Given task ▸ Pictures aside, write out every record exactly as it appears.

Supplied records ▸
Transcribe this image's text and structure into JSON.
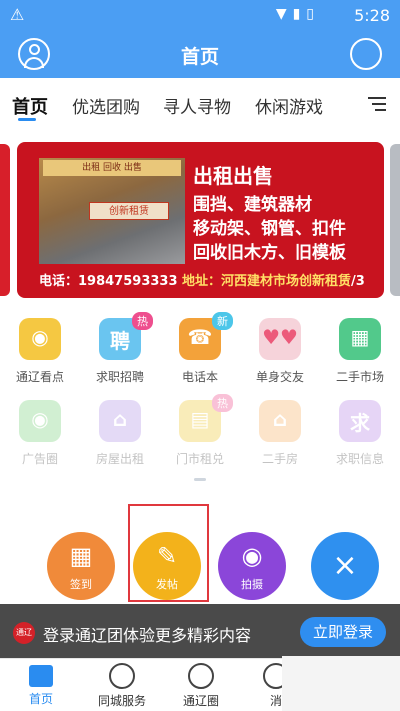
{
  "status": {
    "time": "5:28"
  },
  "header": {
    "title": "首页"
  },
  "tabs": [
    {
      "label": "首页",
      "active": true
    },
    {
      "label": "优选团购"
    },
    {
      "label": "寻人寻物"
    },
    {
      "label": "休闲游戏"
    }
  ],
  "banner": {
    "sign_text": "出租 回收 出售",
    "photo_sign": "创新租赁",
    "headline": "出租出售",
    "lines": [
      "围挡、建筑器材",
      "移动架、钢管、扣件",
      "回收旧木方、旧模板"
    ],
    "phone": "电话：19847593333",
    "address": "地址：河西建材市场创新租赁",
    "page": "/3"
  },
  "grid": [
    {
      "label": "通辽看点",
      "badge": ""
    },
    {
      "label": "求职招聘",
      "badge": "热"
    },
    {
      "label": "电话本",
      "badge": "新"
    },
    {
      "label": "单身交友",
      "badge": ""
    },
    {
      "label": "二手市场",
      "badge": ""
    },
    {
      "label": "广告圈",
      "badge": ""
    },
    {
      "label": "房屋出租",
      "badge": ""
    },
    {
      "label": "门市租兑",
      "badge": "热"
    },
    {
      "label": "二手房",
      "badge": ""
    },
    {
      "label": "求职信息",
      "badge": ""
    }
  ],
  "fab": {
    "checkin": "签到",
    "post": "发帖",
    "shoot": "拍摄",
    "close_symbol": "×"
  },
  "loginbar": {
    "logo": "通辽",
    "text": "登录通辽团体验更多精彩内容",
    "button": "立即登录"
  },
  "bottomnav": [
    "首页",
    "同城服务",
    "通辽圈",
    "消"
  ],
  "colors": {
    "primary": "#4b9ef3",
    "banner_red": "#c8131f",
    "login_btn": "#2f8ef0"
  }
}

Right answer ▸
Transcribe this image's text and structure into JSON.
{
  "status": {
    "time": "5:28"
  },
  "header": {
    "title": "首页"
  },
  "tabs": [
    {
      "label": "首页",
      "active": true
    },
    {
      "label": "优选团购"
    },
    {
      "label": "寻人寻物"
    },
    {
      "label": "休闲游戏"
    }
  ],
  "banner": {
    "sign_text": "出租 回收 出售",
    "photo_sign": "创新租赁",
    "headline": "出租出售",
    "lines": [
      "围挡、建筑器材",
      "移动架、钢管、扣件",
      "回收旧木方、旧模板"
    ],
    "phone": "电话：19847593333",
    "address": "地址：河西建材市场创新租赁",
    "page": "/3"
  },
  "grid": [
    {
      "label": "通辽看点",
      "badge": ""
    },
    {
      "label": "求职招聘",
      "badge": "热"
    },
    {
      "label": "电话本",
      "badge": "新"
    },
    {
      "label": "单身交友",
      "badge": ""
    },
    {
      "label": "二手市场",
      "badge": ""
    },
    {
      "label": "广告圈",
      "badge": ""
    },
    {
      "label": "房屋出租",
      "badge": ""
    },
    {
      "label": "门市租兑",
      "badge": "热"
    },
    {
      "label": "二手房",
      "badge": ""
    },
    {
      "label": "求职信息",
      "badge": ""
    }
  ],
  "fab": {
    "checkin": "签到",
    "post": "发帖",
    "shoot": "拍摄",
    "close_symbol": "×"
  },
  "loginbar": {
    "logo": "通辽",
    "text": "登录通辽团体验更多精彩内容",
    "button": "立即登录"
  },
  "bottomnav": [
    "首页",
    "同城服务",
    "通辽圈",
    "消"
  ],
  "colors": {
    "primary": "#4b9ef3",
    "banner_red": "#c8131f",
    "login_btn": "#2f8ef0"
  }
}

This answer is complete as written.